-- Start SUPPLIED ENTRIES --

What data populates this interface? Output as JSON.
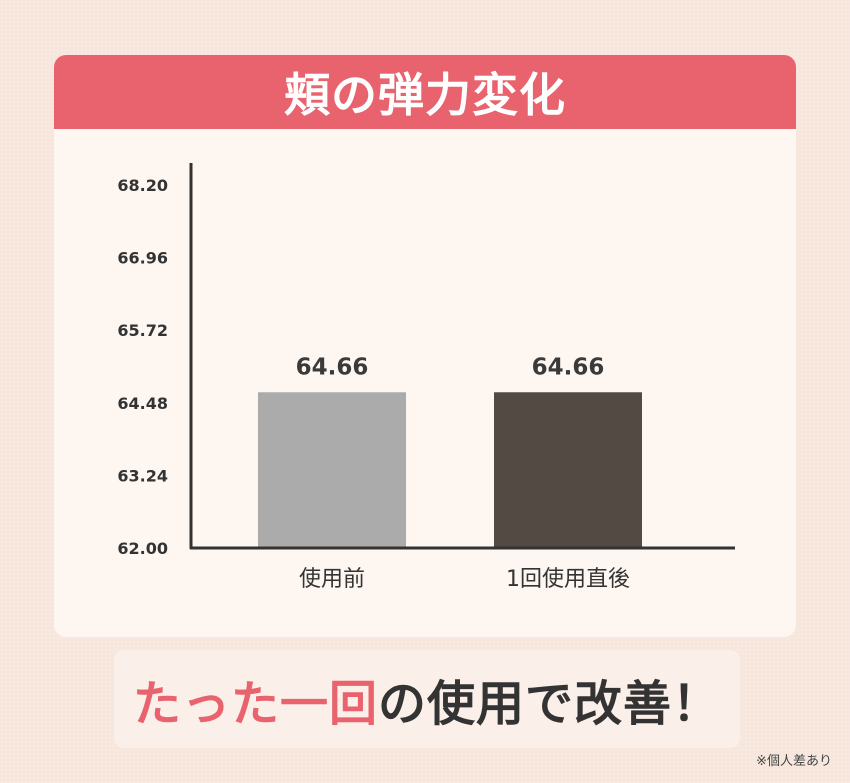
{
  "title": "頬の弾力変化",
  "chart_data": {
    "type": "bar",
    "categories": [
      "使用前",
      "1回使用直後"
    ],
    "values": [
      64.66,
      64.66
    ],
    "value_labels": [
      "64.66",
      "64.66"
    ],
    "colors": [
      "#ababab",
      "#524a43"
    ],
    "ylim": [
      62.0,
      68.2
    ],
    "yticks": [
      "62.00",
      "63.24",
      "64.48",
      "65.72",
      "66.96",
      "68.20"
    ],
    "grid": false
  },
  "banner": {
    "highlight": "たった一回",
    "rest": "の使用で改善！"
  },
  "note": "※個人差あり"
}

-- End SUPPLIED ENTRIES --

◆ WORK INSTRUCTIONS ◆
Exactly reproduce the entries above, minus the pictures.

◆ REPLY TO THE EXERCISE ◆
What data populates this interface? Output as JSON.
{
  "title": "頬の弾力変化",
  "chart_data": {
    "type": "bar",
    "categories": [
      "使用前",
      "1回使用直後"
    ],
    "values": [
      64.66,
      64.66
    ],
    "value_labels": [
      "64.66",
      "64.66"
    ],
    "colors": [
      "#ababab",
      "#524a43"
    ],
    "ylim": [
      62.0,
      68.2
    ],
    "yticks": [
      "62.00",
      "63.24",
      "64.48",
      "65.72",
      "66.96",
      "68.20"
    ],
    "grid": false
  },
  "banner": {
    "highlight": "たった一回",
    "rest": "の使用で改善！"
  },
  "note": "※個人差あり"
}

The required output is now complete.